— start of Extracted material —
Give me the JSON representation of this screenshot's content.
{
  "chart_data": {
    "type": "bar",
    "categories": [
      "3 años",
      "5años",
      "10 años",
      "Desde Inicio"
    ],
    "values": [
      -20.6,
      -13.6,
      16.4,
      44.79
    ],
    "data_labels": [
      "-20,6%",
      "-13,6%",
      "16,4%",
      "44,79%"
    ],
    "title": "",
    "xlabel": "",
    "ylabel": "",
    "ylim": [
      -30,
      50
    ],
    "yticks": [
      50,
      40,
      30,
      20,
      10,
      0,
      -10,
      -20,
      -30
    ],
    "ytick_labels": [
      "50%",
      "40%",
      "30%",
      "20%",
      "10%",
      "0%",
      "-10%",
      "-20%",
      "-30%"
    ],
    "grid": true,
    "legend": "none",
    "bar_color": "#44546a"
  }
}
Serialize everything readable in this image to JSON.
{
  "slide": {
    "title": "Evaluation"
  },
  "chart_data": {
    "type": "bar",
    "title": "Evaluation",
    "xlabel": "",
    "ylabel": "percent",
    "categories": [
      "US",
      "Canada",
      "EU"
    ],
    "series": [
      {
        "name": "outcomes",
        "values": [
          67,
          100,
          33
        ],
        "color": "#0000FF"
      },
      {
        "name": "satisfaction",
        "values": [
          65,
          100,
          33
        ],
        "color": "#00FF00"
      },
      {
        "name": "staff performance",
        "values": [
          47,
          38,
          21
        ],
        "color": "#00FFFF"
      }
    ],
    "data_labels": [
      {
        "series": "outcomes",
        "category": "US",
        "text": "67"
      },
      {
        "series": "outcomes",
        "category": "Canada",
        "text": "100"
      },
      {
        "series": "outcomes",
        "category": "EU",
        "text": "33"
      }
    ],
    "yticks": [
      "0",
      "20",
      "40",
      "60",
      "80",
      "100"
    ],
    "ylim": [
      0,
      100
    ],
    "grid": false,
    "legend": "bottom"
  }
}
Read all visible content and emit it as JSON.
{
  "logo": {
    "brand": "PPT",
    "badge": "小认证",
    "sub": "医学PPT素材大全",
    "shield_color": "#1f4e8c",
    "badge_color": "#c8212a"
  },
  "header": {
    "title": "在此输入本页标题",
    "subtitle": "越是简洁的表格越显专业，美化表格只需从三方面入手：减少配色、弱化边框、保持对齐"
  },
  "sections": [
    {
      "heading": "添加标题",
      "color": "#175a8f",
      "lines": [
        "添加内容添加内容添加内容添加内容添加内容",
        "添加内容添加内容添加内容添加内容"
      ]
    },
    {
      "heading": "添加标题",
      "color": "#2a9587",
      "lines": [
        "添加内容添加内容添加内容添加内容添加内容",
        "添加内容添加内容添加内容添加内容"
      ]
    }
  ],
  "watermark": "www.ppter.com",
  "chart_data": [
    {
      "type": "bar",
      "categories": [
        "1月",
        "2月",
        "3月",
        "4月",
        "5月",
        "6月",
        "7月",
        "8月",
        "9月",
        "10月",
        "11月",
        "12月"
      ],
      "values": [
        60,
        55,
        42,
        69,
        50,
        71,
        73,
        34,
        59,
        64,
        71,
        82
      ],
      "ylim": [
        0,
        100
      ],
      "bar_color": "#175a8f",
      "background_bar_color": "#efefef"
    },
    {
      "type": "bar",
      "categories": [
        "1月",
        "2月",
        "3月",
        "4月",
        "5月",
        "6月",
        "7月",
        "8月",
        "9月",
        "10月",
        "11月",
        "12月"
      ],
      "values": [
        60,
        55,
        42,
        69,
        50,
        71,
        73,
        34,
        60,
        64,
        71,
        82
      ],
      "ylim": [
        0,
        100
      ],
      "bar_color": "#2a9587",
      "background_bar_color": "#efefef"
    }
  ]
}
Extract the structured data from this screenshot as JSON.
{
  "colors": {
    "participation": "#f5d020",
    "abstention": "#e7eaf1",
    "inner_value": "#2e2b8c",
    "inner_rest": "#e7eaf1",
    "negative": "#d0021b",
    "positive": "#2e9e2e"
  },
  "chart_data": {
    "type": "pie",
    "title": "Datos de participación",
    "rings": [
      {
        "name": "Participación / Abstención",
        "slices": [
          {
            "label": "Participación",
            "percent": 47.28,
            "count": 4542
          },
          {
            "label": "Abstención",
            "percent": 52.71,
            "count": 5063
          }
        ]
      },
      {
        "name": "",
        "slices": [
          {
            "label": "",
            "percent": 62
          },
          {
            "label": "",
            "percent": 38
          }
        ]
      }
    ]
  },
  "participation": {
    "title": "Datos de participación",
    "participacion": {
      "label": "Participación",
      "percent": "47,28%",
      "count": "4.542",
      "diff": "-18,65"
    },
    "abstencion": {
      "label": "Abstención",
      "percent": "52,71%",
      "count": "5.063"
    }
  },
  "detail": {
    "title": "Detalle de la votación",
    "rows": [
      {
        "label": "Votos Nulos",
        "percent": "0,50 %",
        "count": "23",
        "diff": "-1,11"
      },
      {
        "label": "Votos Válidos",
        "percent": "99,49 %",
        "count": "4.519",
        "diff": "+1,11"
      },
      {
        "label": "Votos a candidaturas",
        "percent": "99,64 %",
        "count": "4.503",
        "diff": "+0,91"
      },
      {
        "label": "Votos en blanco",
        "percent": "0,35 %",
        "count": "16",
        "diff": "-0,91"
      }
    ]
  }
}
— end of Extracted material —
Given request —
Output all records verbatim.

Complete answer —
Give me the JSON representation of this screenshot's content.
{
  "chart_data": {
    "type": "bar",
    "categories": [
      "3 años",
      "5años",
      "10 años",
      "Desde Inicio"
    ],
    "values": [
      -20.6,
      -13.6,
      16.4,
      44.79
    ],
    "data_labels": [
      "-20,6%",
      "-13,6%",
      "16,4%",
      "44,79%"
    ],
    "title": "",
    "xlabel": "",
    "ylabel": "",
    "ylim": [
      -30,
      50
    ],
    "yticks": [
      50,
      40,
      30,
      20,
      10,
      0,
      -10,
      -20,
      -30
    ],
    "ytick_labels": [
      "50%",
      "40%",
      "30%",
      "20%",
      "10%",
      "0%",
      "-10%",
      "-20%",
      "-30%"
    ],
    "grid": true,
    "legend": "none",
    "bar_color": "#44546a"
  }
}
Serialize everything readable in this image to JSON.
{
  "slide": {
    "title": "Evaluation"
  },
  "chart_data": {
    "type": "bar",
    "title": "Evaluation",
    "xlabel": "",
    "ylabel": "percent",
    "categories": [
      "US",
      "Canada",
      "EU"
    ],
    "series": [
      {
        "name": "outcomes",
        "values": [
          67,
          100,
          33
        ],
        "color": "#0000FF"
      },
      {
        "name": "satisfaction",
        "values": [
          65,
          100,
          33
        ],
        "color": "#00FF00"
      },
      {
        "name": "staff performance",
        "values": [
          47,
          38,
          21
        ],
        "color": "#00FFFF"
      }
    ],
    "data_labels": [
      {
        "series": "outcomes",
        "category": "US",
        "text": "67"
      },
      {
        "series": "outcomes",
        "category": "Canada",
        "text": "100"
      },
      {
        "series": "outcomes",
        "category": "EU",
        "text": "33"
      }
    ],
    "yticks": [
      "0",
      "20",
      "40",
      "60",
      "80",
      "100"
    ],
    "ylim": [
      0,
      100
    ],
    "grid": false,
    "legend": "bottom"
  }
}
Read all visible content and emit it as JSON.
{
  "logo": {
    "brand": "PPT",
    "badge": "小认证",
    "sub": "医学PPT素材大全",
    "shield_color": "#1f4e8c",
    "badge_color": "#c8212a"
  },
  "header": {
    "title": "在此输入本页标题",
    "subtitle": "越是简洁的表格越显专业，美化表格只需从三方面入手：减少配色、弱化边框、保持对齐"
  },
  "sections": [
    {
      "heading": "添加标题",
      "color": "#175a8f",
      "lines": [
        "添加内容添加内容添加内容添加内容添加内容",
        "添加内容添加内容添加内容添加内容"
      ]
    },
    {
      "heading": "添加标题",
      "color": "#2a9587",
      "lines": [
        "添加内容添加内容添加内容添加内容添加内容",
        "添加内容添加内容添加内容添加内容"
      ]
    }
  ],
  "watermark": "www.ppter.com",
  "chart_data": [
    {
      "type": "bar",
      "categories": [
        "1月",
        "2月",
        "3月",
        "4月",
        "5月",
        "6月",
        "7月",
        "8月",
        "9月",
        "10月",
        "11月",
        "12月"
      ],
      "values": [
        60,
        55,
        42,
        69,
        50,
        71,
        73,
        34,
        59,
        64,
        71,
        82
      ],
      "ylim": [
        0,
        100
      ],
      "bar_color": "#175a8f",
      "background_bar_color": "#efefef"
    },
    {
      "type": "bar",
      "categories": [
        "1月",
        "2月",
        "3月",
        "4月",
        "5月",
        "6月",
        "7月",
        "8月",
        "9月",
        "10月",
        "11月",
        "12月"
      ],
      "values": [
        60,
        55,
        42,
        69,
        50,
        71,
        73,
        34,
        60,
        64,
        71,
        82
      ],
      "ylim": [
        0,
        100
      ],
      "bar_color": "#2a9587",
      "background_bar_color": "#efefef"
    }
  ]
}
Extract the structured data from this screenshot as JSON.
{
  "colors": {
    "participation": "#f5d020",
    "abstention": "#e7eaf1",
    "inner_value": "#2e2b8c",
    "inner_rest": "#e7eaf1",
    "negative": "#d0021b",
    "positive": "#2e9e2e"
  },
  "chart_data": {
    "type": "pie",
    "title": "Datos de participación",
    "rings": [
      {
        "name": "Participación / Abstención",
        "slices": [
          {
            "label": "Participación",
            "percent": 47.28,
            "count": 4542
          },
          {
            "label": "Abstención",
            "percent": 52.71,
            "count": 5063
          }
        ]
      },
      {
        "name": "",
        "slices": [
          {
            "label": "",
            "percent": 62
          },
          {
            "label": "",
            "percent": 38
          }
        ]
      }
    ]
  },
  "participation": {
    "title": "Datos de participación",
    "participacion": {
      "label": "Participación",
      "percent": "47,28%",
      "count": "4.542",
      "diff": "-18,65"
    },
    "abstencion": {
      "label": "Abstención",
      "percent": "52,71%",
      "count": "5.063"
    }
  },
  "detail": {
    "title": "Detalle de la votación",
    "rows": [
      {
        "label": "Votos Nulos",
        "percent": "0,50 %",
        "count": "23",
        "diff": "-1,11"
      },
      {
        "label": "Votos Válidos",
        "percent": "99,49 %",
        "count": "4.519",
        "diff": "+1,11"
      },
      {
        "label": "Votos a candidaturas",
        "percent": "99,64 %",
        "count": "4.503",
        "diff": "+0,91"
      },
      {
        "label": "Votos en blanco",
        "percent": "0,35 %",
        "count": "16",
        "diff": "-0,91"
      }
    ]
  }
}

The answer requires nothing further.